--- Begin ---
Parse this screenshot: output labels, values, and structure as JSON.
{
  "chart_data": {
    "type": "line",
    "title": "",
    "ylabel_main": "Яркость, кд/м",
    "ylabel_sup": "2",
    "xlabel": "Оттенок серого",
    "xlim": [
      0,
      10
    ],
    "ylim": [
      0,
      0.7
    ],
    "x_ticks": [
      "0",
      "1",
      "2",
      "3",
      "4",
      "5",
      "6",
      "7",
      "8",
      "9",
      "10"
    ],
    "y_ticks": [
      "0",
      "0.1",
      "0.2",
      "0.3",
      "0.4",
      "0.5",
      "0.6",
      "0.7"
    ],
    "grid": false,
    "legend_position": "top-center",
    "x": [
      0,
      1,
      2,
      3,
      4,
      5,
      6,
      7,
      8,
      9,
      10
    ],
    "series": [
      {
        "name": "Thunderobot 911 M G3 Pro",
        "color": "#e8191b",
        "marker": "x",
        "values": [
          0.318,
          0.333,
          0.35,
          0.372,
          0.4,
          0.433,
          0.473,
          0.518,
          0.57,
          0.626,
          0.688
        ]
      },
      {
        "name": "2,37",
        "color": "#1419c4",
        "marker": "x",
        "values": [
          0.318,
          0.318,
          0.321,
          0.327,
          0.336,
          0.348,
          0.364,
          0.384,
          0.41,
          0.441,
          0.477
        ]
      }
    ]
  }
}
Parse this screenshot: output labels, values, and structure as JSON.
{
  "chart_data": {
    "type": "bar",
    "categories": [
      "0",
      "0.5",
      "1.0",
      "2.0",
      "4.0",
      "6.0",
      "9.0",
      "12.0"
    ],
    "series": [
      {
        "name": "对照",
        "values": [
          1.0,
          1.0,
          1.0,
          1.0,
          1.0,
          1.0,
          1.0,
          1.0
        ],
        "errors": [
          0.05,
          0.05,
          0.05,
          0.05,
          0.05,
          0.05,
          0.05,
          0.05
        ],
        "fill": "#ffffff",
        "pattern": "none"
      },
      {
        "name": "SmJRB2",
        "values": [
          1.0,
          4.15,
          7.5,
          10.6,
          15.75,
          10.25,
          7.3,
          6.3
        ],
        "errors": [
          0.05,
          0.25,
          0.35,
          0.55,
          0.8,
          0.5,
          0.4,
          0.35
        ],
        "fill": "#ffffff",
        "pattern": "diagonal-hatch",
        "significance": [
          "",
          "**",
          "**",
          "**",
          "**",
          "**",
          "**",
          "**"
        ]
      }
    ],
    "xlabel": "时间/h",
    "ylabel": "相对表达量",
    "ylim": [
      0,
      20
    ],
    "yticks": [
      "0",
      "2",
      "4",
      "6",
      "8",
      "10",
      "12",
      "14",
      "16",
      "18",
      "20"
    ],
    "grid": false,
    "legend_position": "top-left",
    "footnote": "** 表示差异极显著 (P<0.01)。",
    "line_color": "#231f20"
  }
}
--- End ---
Output all of the data again. Match it exactly.

SOLUTION TO THIS EXERCISE:
Parse this screenshot: output labels, values, and structure as JSON.
{
  "chart_data": {
    "type": "line",
    "title": "",
    "ylabel_main": "Яркость, кд/м",
    "ylabel_sup": "2",
    "xlabel": "Оттенок серого",
    "xlim": [
      0,
      10
    ],
    "ylim": [
      0,
      0.7
    ],
    "x_ticks": [
      "0",
      "1",
      "2",
      "3",
      "4",
      "5",
      "6",
      "7",
      "8",
      "9",
      "10"
    ],
    "y_ticks": [
      "0",
      "0.1",
      "0.2",
      "0.3",
      "0.4",
      "0.5",
      "0.6",
      "0.7"
    ],
    "grid": false,
    "legend_position": "top-center",
    "x": [
      0,
      1,
      2,
      3,
      4,
      5,
      6,
      7,
      8,
      9,
      10
    ],
    "series": [
      {
        "name": "Thunderobot 911 M G3 Pro",
        "color": "#e8191b",
        "marker": "x",
        "values": [
          0.318,
          0.333,
          0.35,
          0.372,
          0.4,
          0.433,
          0.473,
          0.518,
          0.57,
          0.626,
          0.688
        ]
      },
      {
        "name": "2,37",
        "color": "#1419c4",
        "marker": "x",
        "values": [
          0.318,
          0.318,
          0.321,
          0.327,
          0.336,
          0.348,
          0.364,
          0.384,
          0.41,
          0.441,
          0.477
        ]
      }
    ]
  }
}
Parse this screenshot: output labels, values, and structure as JSON.
{
  "chart_data": {
    "type": "bar",
    "categories": [
      "0",
      "0.5",
      "1.0",
      "2.0",
      "4.0",
      "6.0",
      "9.0",
      "12.0"
    ],
    "series": [
      {
        "name": "对照",
        "values": [
          1.0,
          1.0,
          1.0,
          1.0,
          1.0,
          1.0,
          1.0,
          1.0
        ],
        "errors": [
          0.05,
          0.05,
          0.05,
          0.05,
          0.05,
          0.05,
          0.05,
          0.05
        ],
        "fill": "#ffffff",
        "pattern": "none"
      },
      {
        "name": "SmJRB2",
        "values": [
          1.0,
          4.15,
          7.5,
          10.6,
          15.75,
          10.25,
          7.3,
          6.3
        ],
        "errors": [
          0.05,
          0.25,
          0.35,
          0.55,
          0.8,
          0.5,
          0.4,
          0.35
        ],
        "fill": "#ffffff",
        "pattern": "diagonal-hatch",
        "significance": [
          "",
          "**",
          "**",
          "**",
          "**",
          "**",
          "**",
          "**"
        ]
      }
    ],
    "xlabel": "时间/h",
    "ylabel": "相对表达量",
    "ylim": [
      0,
      20
    ],
    "yticks": [
      "0",
      "2",
      "4",
      "6",
      "8",
      "10",
      "12",
      "14",
      "16",
      "18",
      "20"
    ],
    "grid": false,
    "legend_position": "top-left",
    "footnote": "** 表示差异极显著 (P<0.01)。",
    "line_color": "#231f20"
  }
}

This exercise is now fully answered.